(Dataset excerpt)

◇ ◇ ◇ ◇ ◇ ◇ ◇

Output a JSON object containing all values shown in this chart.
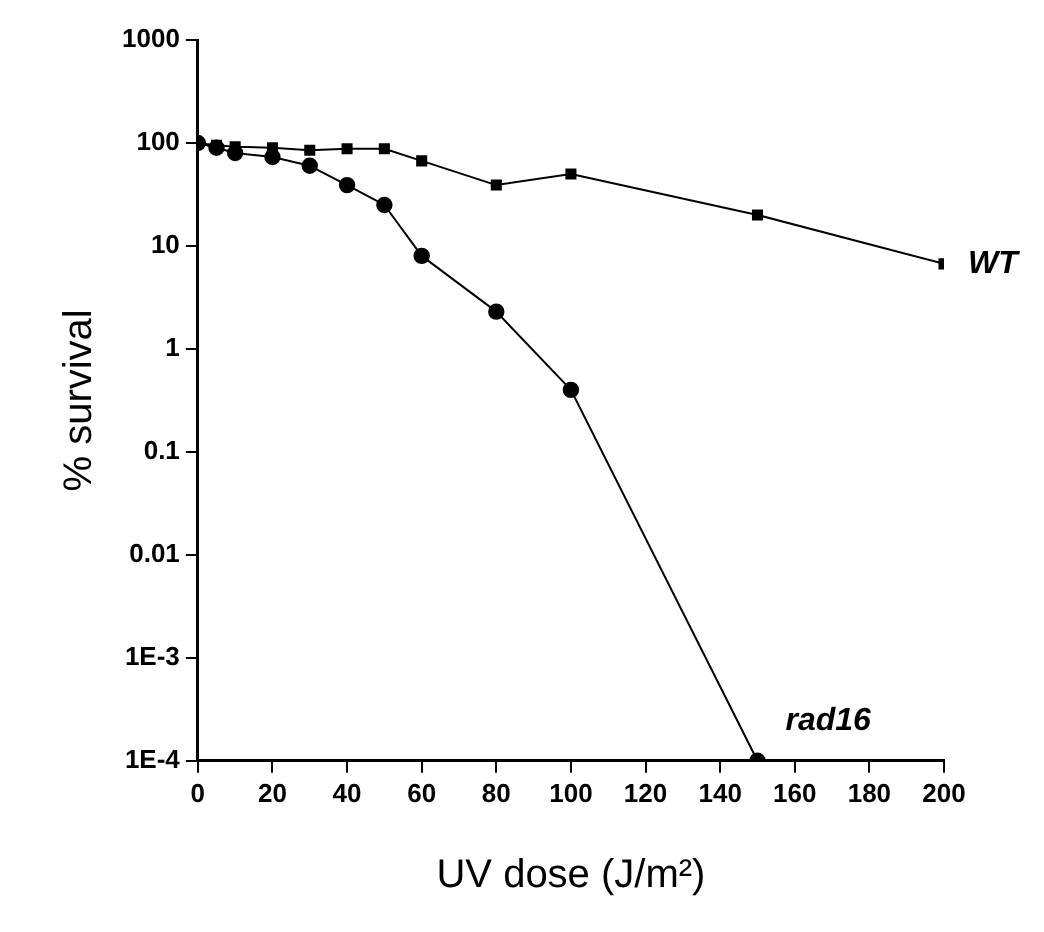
{
  "chart_data": {
    "type": "line",
    "xlabel": "UV dose (J/m²)",
    "ylabel": "% survival",
    "log": "y",
    "grid": false,
    "legend": false,
    "xlim": [
      0,
      200
    ],
    "xticks": [
      0,
      20,
      40,
      60,
      80,
      100,
      120,
      140,
      160,
      180,
      200
    ],
    "ylim": [
      0.0001,
      1000
    ],
    "yticks": [
      {
        "value": 0.0001,
        "label": "1E-4"
      },
      {
        "value": 0.001,
        "label": "1E-3"
      },
      0.01,
      0.1,
      1,
      10,
      100,
      1000
    ],
    "series": [
      {
        "name": "WT",
        "color": "#000000",
        "marker": "square",
        "x": [
          0,
          5,
          10,
          20,
          30,
          40,
          50,
          60,
          80,
          100,
          150,
          200
        ],
        "values": [
          100,
          95,
          92,
          90,
          85,
          88,
          88,
          67,
          39,
          50,
          20,
          6.7
        ]
      },
      {
        "name": "rad16",
        "color": "#000000",
        "marker": "circle",
        "x": [
          0,
          5,
          10,
          20,
          30,
          40,
          50,
          60,
          80,
          100,
          150
        ],
        "values": [
          100,
          90,
          80,
          73,
          60,
          39,
          25,
          8,
          2.3,
          0.4,
          0.0001
        ]
      }
    ]
  }
}
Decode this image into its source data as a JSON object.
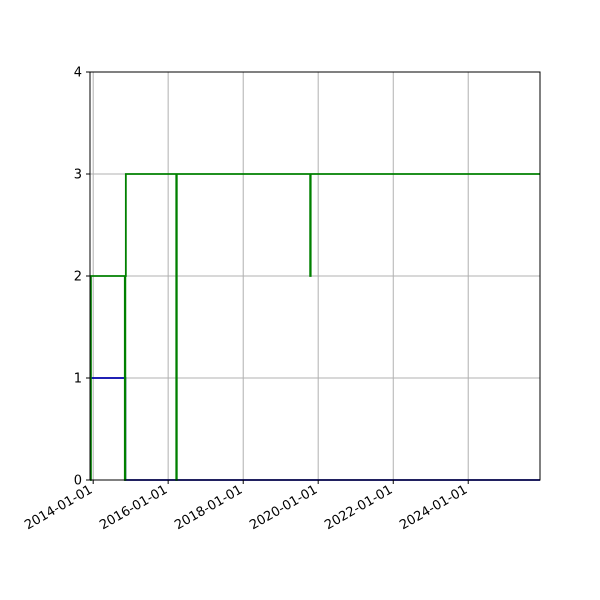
{
  "chart_data": {
    "type": "line",
    "title": "",
    "xlabel": "",
    "ylabel": "",
    "x_axis": {
      "type": "date",
      "range": [
        "2013-12-01",
        "2025-11-30"
      ],
      "ticks": [
        "2014-01-01",
        "2016-01-01",
        "2018-01-01",
        "2020-01-01",
        "2022-01-01",
        "2024-01-01"
      ]
    },
    "y_axis": {
      "range": [
        0,
        4
      ],
      "ticks": [
        0,
        1,
        2,
        3,
        4
      ]
    },
    "grid": true,
    "legend": "none",
    "series": [
      {
        "color": "#0000aa",
        "step": true,
        "points": [
          {
            "x": "2013-12-01",
            "y": 1
          },
          {
            "x": "2014-11-10",
            "y": 0
          },
          {
            "x": "2025-11-30",
            "y": 0
          }
        ]
      },
      {
        "color": "#008000",
        "step": true,
        "points": [
          {
            "x": "2013-12-01",
            "y": 0
          },
          {
            "x": "2013-12-10",
            "y": 2
          },
          {
            "x": "2014-11-05",
            "y": 0
          },
          {
            "x": "2014-11-10",
            "y": 2
          },
          {
            "x": "2014-11-15",
            "y": 3
          },
          {
            "x": "2016-03-20",
            "y": 0
          },
          {
            "x": "2016-03-25",
            "y": 3
          },
          {
            "x": "2019-10-15",
            "y": 2
          },
          {
            "x": "2019-10-20",
            "y": 3
          },
          {
            "x": "2025-11-30",
            "y": 3
          }
        ]
      }
    ]
  }
}
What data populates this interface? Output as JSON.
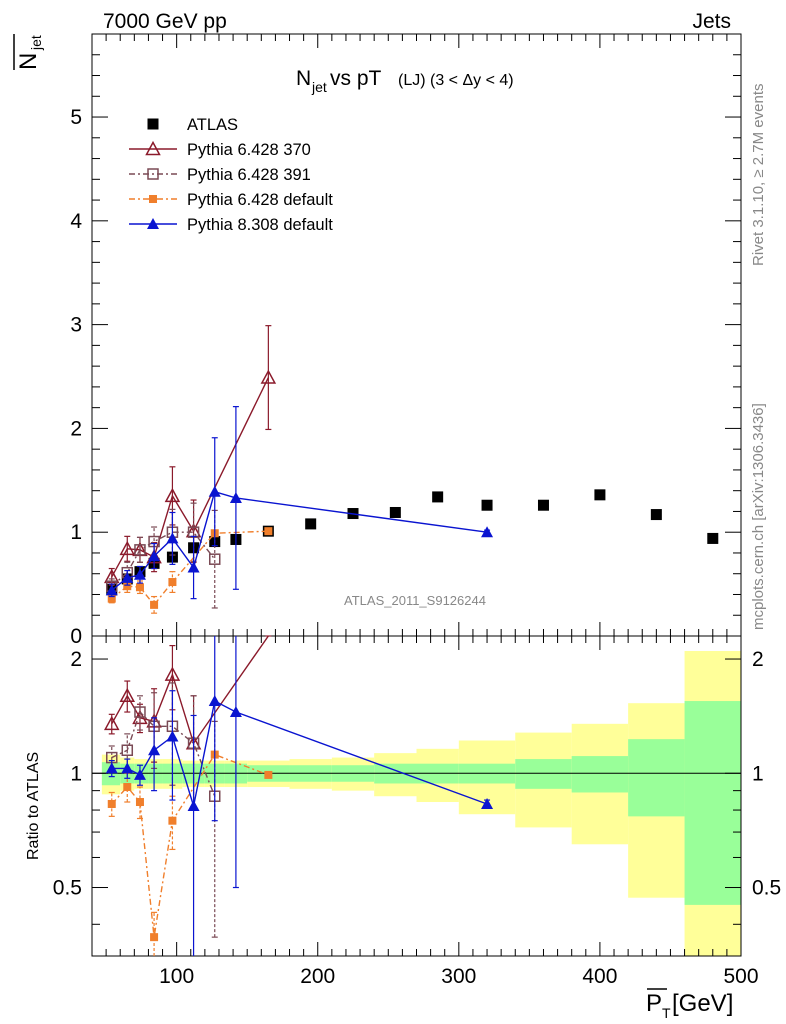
{
  "header": {
    "energy_label": "7000 GeV pp",
    "category_label": "Jets",
    "title_main": "N",
    "title_sub": "jet",
    "title_rest": " vs pT",
    "title_small": "(LJ) (3 < Δy < 4)",
    "watermark": "ATLAS_2011_S9126244",
    "side_text_top": "Rivet 3.1.10, ≥ 2.7M events",
    "side_text_bottom": "mcplots.cern.ch [arXiv:1306.3436]"
  },
  "axes": {
    "ylabel_main": "N",
    "ylabel_main_sub": "jet",
    "ylabel_ratio": "Ratio to ATLAS",
    "xlabel": "P",
    "xlabel_sub": "T",
    "xlabel_unit": " [GeV]"
  },
  "colors": {
    "ATLAS": "#000000",
    "Pythia 6.428 370": "#8b1a2b",
    "Pythia 6.428 391": "#7a4a55",
    "Pythia 6.428 default": "#f07f2c",
    "Pythia 8.308 default": "#0a14d0",
    "band_inner": "#99ff99",
    "band_outer": "#ffff99"
  },
  "chart_data": {
    "type": "scatter",
    "x_range": [
      40,
      500
    ],
    "main_y_range": [
      0,
      5.8
    ],
    "ratio_y_range": [
      0.33,
      2.3
    ],
    "ratio_y_log": true,
    "x_ticks": [
      100,
      200,
      300,
      400,
      500
    ],
    "main_y_ticks": [
      0,
      1,
      2,
      3,
      4,
      5
    ],
    "ratio_y_ticks": [
      0.5,
      1,
      2
    ],
    "legend": [
      {
        "name": "ATLAS",
        "marker": "square-filled"
      },
      {
        "name": "Pythia 6.428 370",
        "marker": "triangle-open"
      },
      {
        "name": "Pythia 6.428 391",
        "marker": "square-open"
      },
      {
        "name": "Pythia 6.428 default",
        "marker": "square-small"
      },
      {
        "name": "Pythia 8.308 default",
        "marker": "triangle-filled"
      }
    ],
    "series": [
      {
        "name": "ATLAS",
        "x": [
          54,
          65,
          74,
          84,
          97,
          112,
          127,
          142,
          165,
          195,
          225,
          255,
          285,
          320,
          360,
          400,
          440,
          480
        ],
        "y": [
          0.45,
          0.55,
          0.62,
          0.7,
          0.76,
          0.85,
          0.91,
          0.93,
          1.01,
          1.08,
          1.18,
          1.19,
          1.34,
          1.26,
          1.26,
          1.36,
          1.17,
          0.94
        ],
        "band_bins": [
          [
            47,
            60
          ],
          [
            60,
            70
          ],
          [
            70,
            80
          ],
          [
            80,
            90
          ],
          [
            90,
            104
          ],
          [
            104,
            120
          ],
          [
            120,
            134
          ],
          [
            134,
            150
          ],
          [
            150,
            180
          ],
          [
            180,
            210
          ],
          [
            210,
            240
          ],
          [
            240,
            270
          ],
          [
            270,
            300
          ],
          [
            300,
            340
          ],
          [
            340,
            380
          ],
          [
            380,
            420
          ],
          [
            420,
            460
          ],
          [
            460,
            500
          ]
        ],
        "band_inner": [
          0.07,
          0.06,
          0.06,
          0.06,
          0.06,
          0.06,
          0.06,
          0.06,
          0.05,
          0.05,
          0.05,
          0.06,
          0.06,
          0.06,
          0.09,
          0.11,
          0.23,
          0.55
        ],
        "band_outer": [
          0.12,
          0.1,
          0.09,
          0.09,
          0.09,
          0.08,
          0.08,
          0.08,
          0.08,
          0.09,
          0.1,
          0.13,
          0.16,
          0.22,
          0.28,
          0.35,
          0.53,
          1.1
        ]
      },
      {
        "name": "Pythia 6.428 370",
        "x": [
          54,
          65,
          74,
          84,
          97,
          112,
          165
        ],
        "y": [
          0.57,
          0.84,
          0.83,
          0.76,
          1.35,
          1.01,
          2.49
        ],
        "yerr": [
          0.08,
          0.12,
          0.12,
          0.14,
          0.28,
          0.3,
          0.5
        ],
        "ratio": [
          1.35,
          1.6,
          1.4,
          1.37,
          1.82,
          1.2,
          2.45
        ],
        "ratio_err": [
          0.08,
          0.15,
          0.12,
          0.3,
          0.35,
          0.4,
          0.05
        ]
      },
      {
        "name": "Pythia 6.428 391",
        "x": [
          54,
          65,
          74,
          84,
          97,
          112,
          127
        ],
        "y": [
          0.48,
          0.61,
          0.83,
          0.91,
          1.0,
          1.0,
          0.74
        ],
        "yerr": [
          0.07,
          0.1,
          0.12,
          0.14,
          0.22,
          0.28,
          0.47
        ],
        "ratio": [
          1.1,
          1.15,
          1.45,
          1.33,
          1.33,
          1.2,
          0.87
        ],
        "ratio_err": [
          0.08,
          0.12,
          0.15,
          0.3,
          0.4,
          0.4,
          0.5
        ]
      },
      {
        "name": "Pythia 6.428 default",
        "x": [
          54,
          65,
          74,
          84,
          97,
          127,
          165
        ],
        "y": [
          0.36,
          0.48,
          0.47,
          0.3,
          0.52,
          0.99,
          1.01
        ],
        "yerr": [
          0.04,
          0.06,
          0.06,
          0.08,
          0.1,
          0.0,
          0.0
        ],
        "ratio": [
          0.83,
          0.92,
          0.84,
          0.37,
          0.75,
          1.12,
          0.99
        ],
        "ratio_err": [
          0.06,
          0.08,
          0.08,
          0.06,
          0.12,
          0.0,
          0.0
        ]
      },
      {
        "name": "Pythia 8.308 default",
        "x": [
          54,
          65,
          74,
          84,
          97,
          112,
          127,
          142,
          320
        ],
        "y": [
          0.44,
          0.56,
          0.59,
          0.77,
          0.94,
          0.66,
          1.39,
          1.33,
          1.0
        ],
        "yerr": [
          0.06,
          0.07,
          0.08,
          0.12,
          0.25,
          0.3,
          0.52,
          0.88,
          0.02
        ],
        "ratio": [
          1.03,
          1.03,
          0.99,
          1.15,
          1.25,
          0.82,
          1.55,
          1.45,
          0.83
        ],
        "ratio_err": [
          0.05,
          0.06,
          0.06,
          0.25,
          0.4,
          0.6,
          0.8,
          0.95,
          0.02
        ]
      }
    ]
  }
}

◇ ◇ ◇ ◇ ◇ ◇ ◇

In the records above, how many lines hold the string "type"? Reply with only the number.

4